— Short exercise —
Restate each line word for word. Leave out every picture.
########
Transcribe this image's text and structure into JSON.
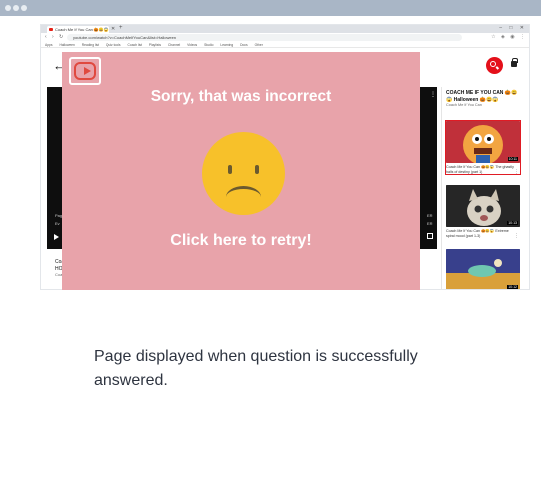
{
  "browser": {
    "tab_title": "Coach Me If You Can 🎃😀😱",
    "url": "youtube.com/watch?v=CoachMeIfYouCan&list=Halloween",
    "window_controls": "– □ ✕",
    "bookmarks": [
      "Apps",
      "Halloween",
      "Reading list",
      "Quiz tools",
      "Coach list",
      "Playlists",
      "Channel",
      "Videos",
      "Studio",
      "Learning",
      "Docs",
      "Other"
    ]
  },
  "modal": {
    "title": "Sorry, that was incorrect",
    "retry_label": "Click here to retry!",
    "bg_color": "#e8a3aa",
    "face_color": "#f7c12a"
  },
  "player": {
    "left_text_1": "Page",
    "left_text_2": "Ev",
    "right_text_1": "ER",
    "right_text_2": "ER"
  },
  "below_player": {
    "line1": "Coa",
    "line2": "HO",
    "line3": "Coa"
  },
  "sidebar": {
    "title": "COACH ME IF YOU CAN 🎃😀😱 Halloween 🎃😀😱",
    "subtitle": "Coach Me If You Can",
    "cards": [
      {
        "meta": "Coach Me If You Can 🎃😀😱 The ghastly halls of destiny (part 1)",
        "duration": "10:11"
      },
      {
        "meta": "Coach Me If You Can 🎃😀😱 Extreme spiral mood (part 1-3)",
        "duration": "10:13"
      },
      {
        "meta": "",
        "duration": "10:12"
      }
    ]
  },
  "caption": "Page displayed when question is successfully answered."
}
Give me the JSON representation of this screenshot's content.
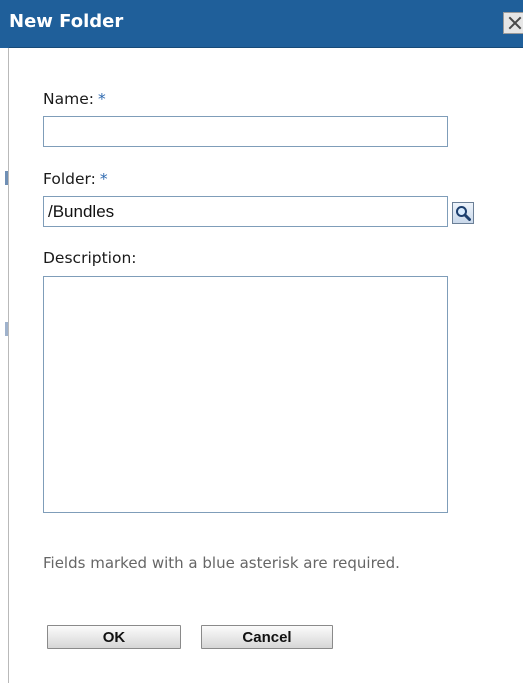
########
— Response for this exercise —
Transcribe this image's text and structure into JSON.
{
  "browser": {
    "tab_title": "Coach Me If You Can 🎃😀😱",
    "url": "youtube.com/watch?v=CoachMeIfYouCan&list=Halloween",
    "window_controls": "– □ ✕",
    "bookmarks": [
      "Apps",
      "Halloween",
      "Reading list",
      "Quiz tools",
      "Coach list",
      "Playlists",
      "Channel",
      "Videos",
      "Studio",
      "Learning",
      "Docs",
      "Other"
    ]
  },
  "modal": {
    "title": "Sorry, that was incorrect",
    "retry_label": "Click here to retry!",
    "bg_color": "#e8a3aa",
    "face_color": "#f7c12a"
  },
  "player": {
    "left_text_1": "Page",
    "left_text_2": "Ev",
    "right_text_1": "ER",
    "right_text_2": "ER"
  },
  "below_player": {
    "line1": "Coa",
    "line2": "HO",
    "line3": "Coa"
  },
  "sidebar": {
    "title": "COACH ME IF YOU CAN 🎃😀😱 Halloween 🎃😀😱",
    "subtitle": "Coach Me If You Can",
    "cards": [
      {
        "meta": "Coach Me If You Can 🎃😀😱 The ghastly halls of destiny (part 1)",
        "duration": "10:11"
      },
      {
        "meta": "Coach Me If You Can 🎃😀😱 Extreme spiral mood (part 1-3)",
        "duration": "10:13"
      },
      {
        "meta": "",
        "duration": "10:12"
      }
    ]
  },
  "caption": "Page displayed when question is successfully answered."
}
Give me the JSON representation of this screenshot's content.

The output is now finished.